*WHAT YOU SHOULD DO*
Which lines hold the word "tachycardie"? Copy each one.

=== MATERIAL TO PROCESS ===

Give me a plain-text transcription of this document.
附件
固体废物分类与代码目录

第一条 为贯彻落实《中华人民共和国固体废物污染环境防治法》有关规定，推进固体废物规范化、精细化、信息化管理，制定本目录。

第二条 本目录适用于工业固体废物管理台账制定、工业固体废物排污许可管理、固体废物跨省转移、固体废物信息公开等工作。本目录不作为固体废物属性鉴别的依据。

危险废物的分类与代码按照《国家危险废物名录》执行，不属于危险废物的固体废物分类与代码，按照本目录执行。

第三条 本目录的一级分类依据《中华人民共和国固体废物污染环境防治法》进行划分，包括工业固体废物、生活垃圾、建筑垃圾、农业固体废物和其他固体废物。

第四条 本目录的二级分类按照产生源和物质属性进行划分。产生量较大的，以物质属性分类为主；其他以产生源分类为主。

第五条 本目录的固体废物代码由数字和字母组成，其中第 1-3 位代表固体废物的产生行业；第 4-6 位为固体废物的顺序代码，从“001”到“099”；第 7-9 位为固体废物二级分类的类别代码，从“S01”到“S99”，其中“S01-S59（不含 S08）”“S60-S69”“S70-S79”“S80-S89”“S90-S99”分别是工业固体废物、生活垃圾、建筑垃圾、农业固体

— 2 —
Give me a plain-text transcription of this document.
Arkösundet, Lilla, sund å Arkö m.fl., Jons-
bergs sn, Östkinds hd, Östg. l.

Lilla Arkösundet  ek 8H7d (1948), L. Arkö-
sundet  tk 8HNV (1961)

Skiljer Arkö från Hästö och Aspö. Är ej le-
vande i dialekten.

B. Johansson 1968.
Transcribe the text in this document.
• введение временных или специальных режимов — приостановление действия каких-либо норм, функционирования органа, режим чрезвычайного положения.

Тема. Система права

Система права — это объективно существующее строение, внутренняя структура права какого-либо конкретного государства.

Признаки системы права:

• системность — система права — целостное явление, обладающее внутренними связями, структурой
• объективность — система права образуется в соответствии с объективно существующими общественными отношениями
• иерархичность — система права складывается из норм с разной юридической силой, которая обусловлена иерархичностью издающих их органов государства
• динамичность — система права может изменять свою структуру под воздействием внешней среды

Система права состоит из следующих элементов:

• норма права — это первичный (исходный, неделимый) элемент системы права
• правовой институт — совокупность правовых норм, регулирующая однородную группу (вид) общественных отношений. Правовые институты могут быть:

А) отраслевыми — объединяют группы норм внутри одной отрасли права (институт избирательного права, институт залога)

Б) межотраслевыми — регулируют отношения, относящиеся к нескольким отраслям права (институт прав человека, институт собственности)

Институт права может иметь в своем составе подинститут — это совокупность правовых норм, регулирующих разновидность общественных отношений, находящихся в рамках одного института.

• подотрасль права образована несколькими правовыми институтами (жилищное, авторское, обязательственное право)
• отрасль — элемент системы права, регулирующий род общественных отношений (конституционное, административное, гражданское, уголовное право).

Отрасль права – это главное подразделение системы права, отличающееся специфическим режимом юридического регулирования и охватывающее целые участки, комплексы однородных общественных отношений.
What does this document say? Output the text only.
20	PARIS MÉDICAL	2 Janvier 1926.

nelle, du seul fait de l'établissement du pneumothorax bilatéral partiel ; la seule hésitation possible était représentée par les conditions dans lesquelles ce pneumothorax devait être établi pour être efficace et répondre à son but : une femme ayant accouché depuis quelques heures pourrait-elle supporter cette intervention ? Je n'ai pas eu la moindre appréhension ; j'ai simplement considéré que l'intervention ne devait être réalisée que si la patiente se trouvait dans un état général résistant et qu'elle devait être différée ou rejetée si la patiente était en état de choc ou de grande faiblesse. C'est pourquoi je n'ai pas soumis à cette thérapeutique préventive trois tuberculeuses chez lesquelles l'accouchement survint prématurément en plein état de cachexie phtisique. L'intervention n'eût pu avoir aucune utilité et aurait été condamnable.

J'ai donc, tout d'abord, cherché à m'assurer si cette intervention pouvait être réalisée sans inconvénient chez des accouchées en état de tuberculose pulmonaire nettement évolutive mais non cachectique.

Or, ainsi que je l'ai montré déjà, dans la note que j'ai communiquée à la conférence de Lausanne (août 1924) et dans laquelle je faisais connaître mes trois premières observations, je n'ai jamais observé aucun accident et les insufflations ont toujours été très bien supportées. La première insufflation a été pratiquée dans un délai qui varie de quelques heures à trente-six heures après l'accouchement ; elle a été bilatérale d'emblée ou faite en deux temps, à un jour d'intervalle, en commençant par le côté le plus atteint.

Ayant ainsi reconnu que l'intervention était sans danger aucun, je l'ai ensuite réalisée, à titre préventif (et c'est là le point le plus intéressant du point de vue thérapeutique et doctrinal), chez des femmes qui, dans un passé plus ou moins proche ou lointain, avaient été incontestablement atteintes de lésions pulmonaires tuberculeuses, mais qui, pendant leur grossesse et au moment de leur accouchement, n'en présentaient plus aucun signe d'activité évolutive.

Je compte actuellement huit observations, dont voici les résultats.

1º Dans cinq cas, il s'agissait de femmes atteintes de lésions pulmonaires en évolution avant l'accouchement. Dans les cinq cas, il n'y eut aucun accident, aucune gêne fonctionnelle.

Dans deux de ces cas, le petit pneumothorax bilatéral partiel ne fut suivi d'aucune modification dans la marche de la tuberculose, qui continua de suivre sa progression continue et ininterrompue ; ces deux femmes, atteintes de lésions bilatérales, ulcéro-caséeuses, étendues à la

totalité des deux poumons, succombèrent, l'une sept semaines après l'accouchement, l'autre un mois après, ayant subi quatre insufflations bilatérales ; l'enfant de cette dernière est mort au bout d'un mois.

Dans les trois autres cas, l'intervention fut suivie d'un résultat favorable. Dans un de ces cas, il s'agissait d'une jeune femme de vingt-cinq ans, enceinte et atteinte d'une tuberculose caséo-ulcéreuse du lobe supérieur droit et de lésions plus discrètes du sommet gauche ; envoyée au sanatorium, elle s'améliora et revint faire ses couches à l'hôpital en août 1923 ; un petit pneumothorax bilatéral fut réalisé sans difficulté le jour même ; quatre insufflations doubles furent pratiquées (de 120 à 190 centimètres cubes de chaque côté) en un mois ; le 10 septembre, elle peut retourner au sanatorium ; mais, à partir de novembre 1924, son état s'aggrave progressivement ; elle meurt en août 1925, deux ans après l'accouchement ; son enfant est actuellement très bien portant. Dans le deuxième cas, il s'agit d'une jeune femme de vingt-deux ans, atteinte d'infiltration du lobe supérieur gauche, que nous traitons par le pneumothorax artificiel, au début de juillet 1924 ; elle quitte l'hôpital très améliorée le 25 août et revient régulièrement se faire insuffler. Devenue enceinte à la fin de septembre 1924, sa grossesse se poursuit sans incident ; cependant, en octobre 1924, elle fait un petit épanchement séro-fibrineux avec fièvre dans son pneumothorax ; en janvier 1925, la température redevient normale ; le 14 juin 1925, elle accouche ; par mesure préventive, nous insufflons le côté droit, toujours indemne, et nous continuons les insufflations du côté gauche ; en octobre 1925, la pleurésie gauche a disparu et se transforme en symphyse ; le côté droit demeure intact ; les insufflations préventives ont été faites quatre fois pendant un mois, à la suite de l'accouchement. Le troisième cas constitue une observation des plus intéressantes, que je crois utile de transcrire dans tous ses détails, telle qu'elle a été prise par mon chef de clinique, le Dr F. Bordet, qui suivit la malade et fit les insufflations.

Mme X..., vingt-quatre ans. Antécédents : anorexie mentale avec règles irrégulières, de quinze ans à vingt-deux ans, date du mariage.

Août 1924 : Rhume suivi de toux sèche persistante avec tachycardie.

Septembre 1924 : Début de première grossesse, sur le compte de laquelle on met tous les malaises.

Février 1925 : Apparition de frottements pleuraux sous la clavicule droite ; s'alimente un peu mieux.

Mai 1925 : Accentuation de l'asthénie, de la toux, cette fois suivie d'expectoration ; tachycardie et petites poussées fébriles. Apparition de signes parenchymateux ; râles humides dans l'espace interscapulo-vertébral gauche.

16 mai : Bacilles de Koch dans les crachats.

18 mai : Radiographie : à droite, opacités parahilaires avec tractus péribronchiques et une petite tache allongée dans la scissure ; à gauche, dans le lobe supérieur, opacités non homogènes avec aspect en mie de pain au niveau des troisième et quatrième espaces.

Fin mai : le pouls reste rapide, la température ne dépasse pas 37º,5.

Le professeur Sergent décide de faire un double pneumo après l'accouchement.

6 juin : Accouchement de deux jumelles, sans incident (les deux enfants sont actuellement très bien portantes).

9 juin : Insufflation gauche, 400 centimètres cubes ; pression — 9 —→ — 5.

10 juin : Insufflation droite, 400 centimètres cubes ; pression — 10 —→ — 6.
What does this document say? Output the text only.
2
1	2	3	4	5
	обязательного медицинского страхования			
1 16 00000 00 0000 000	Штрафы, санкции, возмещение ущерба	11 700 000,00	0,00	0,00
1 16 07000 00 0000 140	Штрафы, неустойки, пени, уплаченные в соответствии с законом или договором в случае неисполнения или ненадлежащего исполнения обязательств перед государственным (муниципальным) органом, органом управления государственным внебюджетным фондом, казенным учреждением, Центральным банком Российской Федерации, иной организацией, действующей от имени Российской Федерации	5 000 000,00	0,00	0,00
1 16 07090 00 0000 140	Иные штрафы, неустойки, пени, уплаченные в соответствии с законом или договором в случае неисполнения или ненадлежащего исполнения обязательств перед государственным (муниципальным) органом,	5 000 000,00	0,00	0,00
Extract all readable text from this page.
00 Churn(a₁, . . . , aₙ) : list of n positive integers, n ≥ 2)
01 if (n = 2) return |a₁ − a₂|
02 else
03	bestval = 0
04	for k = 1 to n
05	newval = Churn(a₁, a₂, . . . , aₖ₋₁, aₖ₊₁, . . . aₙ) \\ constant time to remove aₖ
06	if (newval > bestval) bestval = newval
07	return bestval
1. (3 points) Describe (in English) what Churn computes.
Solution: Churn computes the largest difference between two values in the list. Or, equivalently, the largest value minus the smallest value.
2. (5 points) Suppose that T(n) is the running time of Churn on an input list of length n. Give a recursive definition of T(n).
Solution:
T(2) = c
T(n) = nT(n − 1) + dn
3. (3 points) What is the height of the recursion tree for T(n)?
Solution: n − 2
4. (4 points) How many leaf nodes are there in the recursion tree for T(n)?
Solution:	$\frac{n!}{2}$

===

*ANSWER TO THE EXERCISE*
Août 1924 : Rhume suivi de toux sèche persistante avec tachycardie.
Mai 1925 : Accentuation de l'asthénie, de la toux, cette fois suivie d'expectoration ; tachycardie et petites poussées fébriles. Apparition de signes parenchymateux ; râles humides dans l'espace interscapulo-vertébral gauche.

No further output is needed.